=== Short exercise ===
Reproduce the iterator methods documentation in full, word for word.

=== Reading passage ===
══════════════════════════════
This can allow multiple `Iterable` to be combined, to iteratively iterate over each successive `Iterable`.
> For this purpose, only `Iterable` objects will be flattened. `string`, while `Iterable`, will not be flattened into individual characters or `codepoint`.
#### `flatMap(mapper: (val: T) => S)`
> See `Array.flatMap`
Yields the individual items yielded by flattening the result of calling `mapper` with the value. This will only flatten a single level.
This is similar to separately calling `.map.flat` with a `depth` of `1`.
> For this purpose, only `Iterable` objects will be flattened. `string`, while `Iterable`, will not be flattened into individual characters or `codepoint`
#### `window(n: S)`
Yields tuples of `n` size containing a rolling window of values. Each subsequent yielded value will be the same as the previous, except with the head value removed, and a new value added at the tail.
> No window will be yielded until `n` values are consumed, even if the `Iterator` becomes `done` before then. Similarly, once the `Iterator` is done, no more values will be yielded. This means each window yielded will be `n` size, each time, every time.
### Special Methods
These methods don't cleanly fit into the above groups of methods. At this time, this mainly means they return a new `RustIterator` while consuming the previous, or otherwise having a behavior that is not simple to consider them as simply `Iterating`.
══════════════════════════════
=== Collected data entries ===
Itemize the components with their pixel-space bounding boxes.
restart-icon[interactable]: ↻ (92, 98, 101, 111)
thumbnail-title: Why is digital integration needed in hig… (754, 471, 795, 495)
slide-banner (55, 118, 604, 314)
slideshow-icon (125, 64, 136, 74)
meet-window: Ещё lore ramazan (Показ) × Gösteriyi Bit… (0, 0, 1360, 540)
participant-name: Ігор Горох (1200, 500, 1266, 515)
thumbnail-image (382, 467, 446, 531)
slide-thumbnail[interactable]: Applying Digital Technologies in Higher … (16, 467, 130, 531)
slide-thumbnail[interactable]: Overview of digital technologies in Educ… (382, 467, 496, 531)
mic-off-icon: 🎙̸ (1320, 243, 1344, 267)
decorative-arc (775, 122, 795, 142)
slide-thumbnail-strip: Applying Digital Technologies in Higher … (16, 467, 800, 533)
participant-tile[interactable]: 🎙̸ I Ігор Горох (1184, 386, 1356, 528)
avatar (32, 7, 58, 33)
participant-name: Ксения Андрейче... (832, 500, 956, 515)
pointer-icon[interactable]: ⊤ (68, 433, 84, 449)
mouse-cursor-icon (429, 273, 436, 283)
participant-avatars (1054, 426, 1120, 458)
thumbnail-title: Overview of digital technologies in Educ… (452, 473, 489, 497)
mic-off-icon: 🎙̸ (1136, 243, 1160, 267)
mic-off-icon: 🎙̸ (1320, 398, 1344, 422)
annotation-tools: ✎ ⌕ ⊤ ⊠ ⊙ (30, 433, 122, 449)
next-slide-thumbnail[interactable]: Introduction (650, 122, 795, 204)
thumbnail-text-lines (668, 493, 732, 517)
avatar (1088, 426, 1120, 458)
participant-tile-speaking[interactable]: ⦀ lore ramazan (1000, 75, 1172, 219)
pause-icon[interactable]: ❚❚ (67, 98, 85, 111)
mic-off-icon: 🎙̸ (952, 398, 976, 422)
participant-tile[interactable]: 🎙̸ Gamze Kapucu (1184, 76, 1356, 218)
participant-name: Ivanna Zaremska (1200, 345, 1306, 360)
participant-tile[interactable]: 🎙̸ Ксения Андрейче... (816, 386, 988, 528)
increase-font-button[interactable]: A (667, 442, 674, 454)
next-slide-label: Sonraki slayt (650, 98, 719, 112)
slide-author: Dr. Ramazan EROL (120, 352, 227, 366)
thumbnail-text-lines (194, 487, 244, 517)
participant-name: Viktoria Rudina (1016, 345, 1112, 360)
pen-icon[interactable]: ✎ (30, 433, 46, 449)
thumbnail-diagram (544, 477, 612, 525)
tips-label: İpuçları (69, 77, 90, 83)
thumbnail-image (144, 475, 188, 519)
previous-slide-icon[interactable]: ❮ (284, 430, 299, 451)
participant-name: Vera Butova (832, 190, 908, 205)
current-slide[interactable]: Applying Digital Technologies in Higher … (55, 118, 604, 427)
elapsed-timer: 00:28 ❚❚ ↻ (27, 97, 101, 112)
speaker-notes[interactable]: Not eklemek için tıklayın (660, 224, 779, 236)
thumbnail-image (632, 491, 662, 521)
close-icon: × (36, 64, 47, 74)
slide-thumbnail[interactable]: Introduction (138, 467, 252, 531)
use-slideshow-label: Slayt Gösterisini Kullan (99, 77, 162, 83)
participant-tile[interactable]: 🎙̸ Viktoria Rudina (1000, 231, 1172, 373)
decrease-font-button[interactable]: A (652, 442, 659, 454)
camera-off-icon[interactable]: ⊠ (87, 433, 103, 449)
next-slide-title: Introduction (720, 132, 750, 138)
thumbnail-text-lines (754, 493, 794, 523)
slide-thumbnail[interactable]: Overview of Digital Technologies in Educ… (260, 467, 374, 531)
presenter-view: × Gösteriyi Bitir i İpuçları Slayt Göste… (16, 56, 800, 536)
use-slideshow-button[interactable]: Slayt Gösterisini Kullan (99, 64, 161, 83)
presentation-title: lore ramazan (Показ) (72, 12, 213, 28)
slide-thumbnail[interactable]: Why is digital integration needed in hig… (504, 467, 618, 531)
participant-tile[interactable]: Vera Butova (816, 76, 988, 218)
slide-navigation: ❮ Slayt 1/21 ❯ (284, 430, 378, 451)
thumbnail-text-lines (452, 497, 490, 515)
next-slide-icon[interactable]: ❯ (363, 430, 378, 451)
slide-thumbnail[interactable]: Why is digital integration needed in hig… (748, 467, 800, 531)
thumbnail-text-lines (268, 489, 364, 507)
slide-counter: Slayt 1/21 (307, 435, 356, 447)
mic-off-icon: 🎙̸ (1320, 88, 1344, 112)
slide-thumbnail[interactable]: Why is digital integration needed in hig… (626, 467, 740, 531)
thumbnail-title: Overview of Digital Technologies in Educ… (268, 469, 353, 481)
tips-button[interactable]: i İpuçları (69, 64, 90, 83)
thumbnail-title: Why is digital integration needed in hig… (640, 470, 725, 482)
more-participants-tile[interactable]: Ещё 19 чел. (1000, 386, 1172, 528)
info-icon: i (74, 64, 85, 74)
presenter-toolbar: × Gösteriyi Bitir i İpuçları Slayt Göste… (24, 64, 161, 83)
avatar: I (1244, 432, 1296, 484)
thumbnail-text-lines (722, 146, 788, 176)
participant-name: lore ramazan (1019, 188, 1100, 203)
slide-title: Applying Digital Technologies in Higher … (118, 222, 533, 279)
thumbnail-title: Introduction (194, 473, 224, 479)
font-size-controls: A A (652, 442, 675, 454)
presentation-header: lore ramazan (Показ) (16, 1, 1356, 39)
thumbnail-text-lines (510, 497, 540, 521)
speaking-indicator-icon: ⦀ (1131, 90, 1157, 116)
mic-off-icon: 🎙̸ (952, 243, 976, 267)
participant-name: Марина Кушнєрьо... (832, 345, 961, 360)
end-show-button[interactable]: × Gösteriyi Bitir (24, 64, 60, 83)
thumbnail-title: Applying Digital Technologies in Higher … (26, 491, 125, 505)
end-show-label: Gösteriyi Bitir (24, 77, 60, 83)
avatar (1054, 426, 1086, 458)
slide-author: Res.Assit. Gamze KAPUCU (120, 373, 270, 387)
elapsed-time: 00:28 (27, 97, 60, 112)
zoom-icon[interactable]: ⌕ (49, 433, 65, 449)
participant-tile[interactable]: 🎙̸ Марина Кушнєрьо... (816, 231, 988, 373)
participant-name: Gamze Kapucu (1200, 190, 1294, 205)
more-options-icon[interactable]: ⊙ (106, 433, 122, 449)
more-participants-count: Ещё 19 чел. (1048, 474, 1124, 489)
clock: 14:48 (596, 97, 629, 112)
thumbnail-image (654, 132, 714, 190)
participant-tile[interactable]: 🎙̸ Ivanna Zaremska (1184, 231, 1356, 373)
══════════════════════════════
=== Reply ===
This can allow multiple `Iterable` to be combined, to iteratively iterate over each successive `Iterable`.
> For this purpose, only `Iterable` objects will be flattened. `string`, while `Iterable`, will not be flattened into individual characters or `codepoint`.
#### `flatMap(mapper: (val: T) => S)`
> See `Array.flatMap`
Yields the individual items yielded by flattening the result of calling `mapper` with the value. This will only flatten a single level.
This is similar to separately calling `.map.flat` with a `depth` of `1`.
> For this purpose, only `Iterable` objects will be flattened. `string`, while `Iterable`, will not be flattened into individual characters or `codepoint`
#### `window(n: S)`
Yields tuples of `n` size containing a rolling window of values. Each subsequent yielded value will be the same as the previous, except with the head value removed, and a new value added at the tail.
> No window will be yielded until `n` values are consumed, even if the `Iterator` becomes `done` before then. Similarly, once the `Iterator` is done, no more values will be yielded. This means each window yielded will be `n` size, each time, every time.
### Special Methods
These methods don't cleanly fit into the above groups of methods. At this time, this mainly means they return a new `RustIterator` while consuming the previous, or otherwise having a behavior that is not simple to consider them as simply `Iterating`.